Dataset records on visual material
--------------------

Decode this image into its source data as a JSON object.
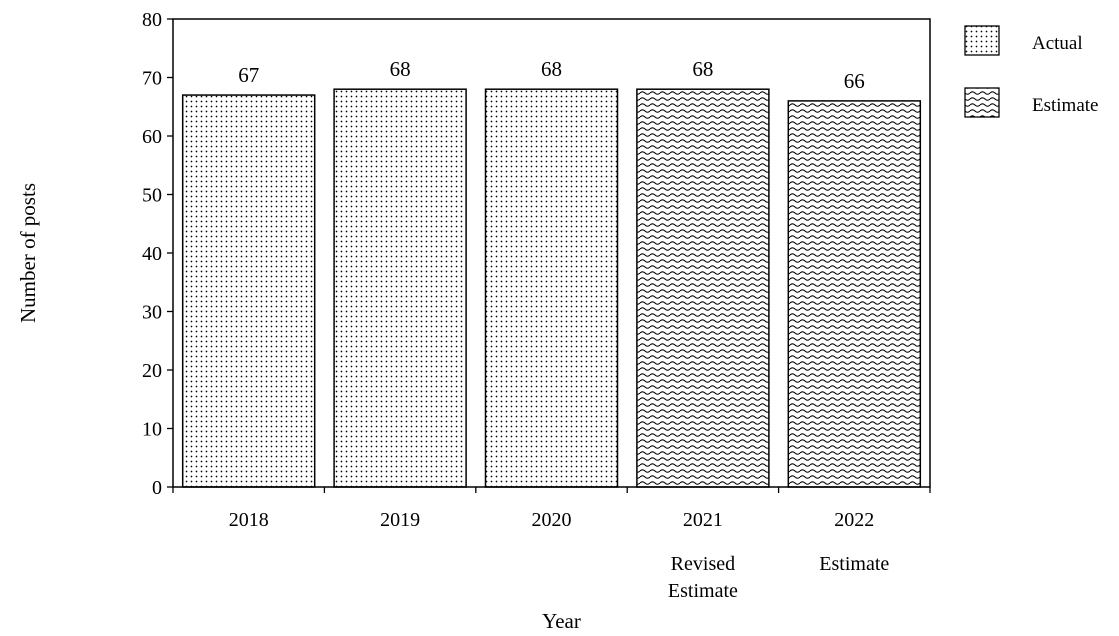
{
  "chart_data": {
    "type": "bar",
    "categories": [
      "2018",
      "2019",
      "2020",
      "2021",
      "2022"
    ],
    "category_sublabels": [
      "",
      "",
      "",
      "Revised\nEstimate",
      "Estimate"
    ],
    "series": [
      {
        "name": "Actual",
        "pattern": "dots",
        "values": [
          67,
          68,
          68,
          null,
          null
        ]
      },
      {
        "name": "Estimate",
        "pattern": "waves",
        "values": [
          null,
          null,
          null,
          68,
          66
        ]
      }
    ],
    "data_labels": [
      "67",
      "68",
      "68",
      "68",
      "66"
    ],
    "title": "",
    "xlabel": "Year",
    "ylabel": "Number of posts",
    "ylim": [
      0,
      80
    ],
    "yticks": [
      0,
      10,
      20,
      30,
      40,
      50,
      60,
      70,
      80
    ],
    "grid": false,
    "legend_position": "top-right",
    "colors": {
      "bar_fill": "#ffffff",
      "pattern": "#000000",
      "stroke": "#000000"
    }
  }
}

--------------------

Reproduce every line of the material precisely, omitting its pictures.

▶ Answer for this exercise
Decode this image into its source data as a JSON object.
{
  "chart_data": {
    "type": "bar",
    "categories": [
      "2018",
      "2019",
      "2020",
      "2021",
      "2022"
    ],
    "category_sublabels": [
      "",
      "",
      "",
      "Revised\nEstimate",
      "Estimate"
    ],
    "series": [
      {
        "name": "Actual",
        "pattern": "dots",
        "values": [
          67,
          68,
          68,
          null,
          null
        ]
      },
      {
        "name": "Estimate",
        "pattern": "waves",
        "values": [
          null,
          null,
          null,
          68,
          66
        ]
      }
    ],
    "data_labels": [
      "67",
      "68",
      "68",
      "68",
      "66"
    ],
    "title": "",
    "xlabel": "Year",
    "ylabel": "Number of posts",
    "ylim": [
      0,
      80
    ],
    "yticks": [
      0,
      10,
      20,
      30,
      40,
      50,
      60,
      70,
      80
    ],
    "grid": false,
    "legend_position": "top-right",
    "colors": {
      "bar_fill": "#ffffff",
      "pattern": "#000000",
      "stroke": "#000000"
    }
  }
}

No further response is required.